PROBLEM DESCRIPTION: Each entry below is to be written out exactly, and the pictures are to be left out.

(Recorded data)
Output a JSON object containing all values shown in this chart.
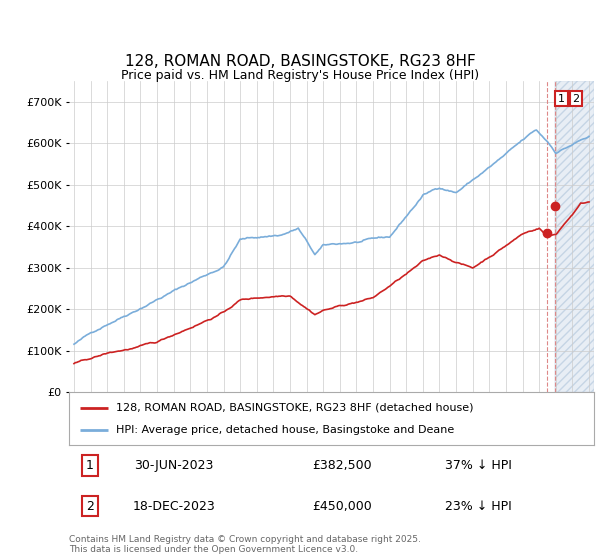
{
  "title": "128, ROMAN ROAD, BASINGSTOKE, RG23 8HF",
  "subtitle": "Price paid vs. HM Land Registry's House Price Index (HPI)",
  "ylim": [
    0,
    750000
  ],
  "xlim_start": 1994.7,
  "xlim_end": 2026.3,
  "hpi_color": "#7aadda",
  "price_color": "#cc2222",
  "marker_color": "#cc2222",
  "vline1_color": "#dd8888",
  "vline2_color": "#dd8888",
  "shade_color": "#e8eef5",
  "annotation_box_color": "#cc2222",
  "legend_line1": "128, ROMAN ROAD, BASINGSTOKE, RG23 8HF (detached house)",
  "legend_line2": "HPI: Average price, detached house, Basingstoke and Deane",
  "table_row1_num": "1",
  "table_row1_date": "30-JUN-2023",
  "table_row1_price": "£382,500",
  "table_row1_hpi": "37% ↓ HPI",
  "table_row2_num": "2",
  "table_row2_date": "18-DEC-2023",
  "table_row2_price": "£450,000",
  "table_row2_hpi": "23% ↓ HPI",
  "footer": "Contains HM Land Registry data © Crown copyright and database right 2025.\nThis data is licensed under the Open Government Licence v3.0.",
  "sale1_x": 2023.5,
  "sale1_y": 382500,
  "sale2_x": 2023.96,
  "sale2_y": 450000,
  "shade_start": 2023.96,
  "background_color": "#ffffff",
  "plot_bg_color": "#ffffff",
  "grid_color": "#cccccc"
}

SOLUTION FOR THIS EXERCISE:
Output a JSON object containing all values shown in this chart.
{
  "title": "128, ROMAN ROAD, BASINGSTOKE, RG23 8HF",
  "subtitle": "Price paid vs. HM Land Registry's House Price Index (HPI)",
  "ylim": [
    0,
    750000
  ],
  "xlim_start": 1994.7,
  "xlim_end": 2026.3,
  "hpi_color": "#7aadda",
  "price_color": "#cc2222",
  "marker_color": "#cc2222",
  "vline1_color": "#dd8888",
  "vline2_color": "#dd8888",
  "shade_color": "#e8eef5",
  "annotation_box_color": "#cc2222",
  "legend_line1": "128, ROMAN ROAD, BASINGSTOKE, RG23 8HF (detached house)",
  "legend_line2": "HPI: Average price, detached house, Basingstoke and Deane",
  "table_row1_num": "1",
  "table_row1_date": "30-JUN-2023",
  "table_row1_price": "£382,500",
  "table_row1_hpi": "37% ↓ HPI",
  "table_row2_num": "2",
  "table_row2_date": "18-DEC-2023",
  "table_row2_price": "£450,000",
  "table_row2_hpi": "23% ↓ HPI",
  "footer": "Contains HM Land Registry data © Crown copyright and database right 2025.\nThis data is licensed under the Open Government Licence v3.0.",
  "sale1_x": 2023.5,
  "sale1_y": 382500,
  "sale2_x": 2023.96,
  "sale2_y": 450000,
  "shade_start": 2023.96,
  "background_color": "#ffffff",
  "plot_bg_color": "#ffffff",
  "grid_color": "#cccccc"
}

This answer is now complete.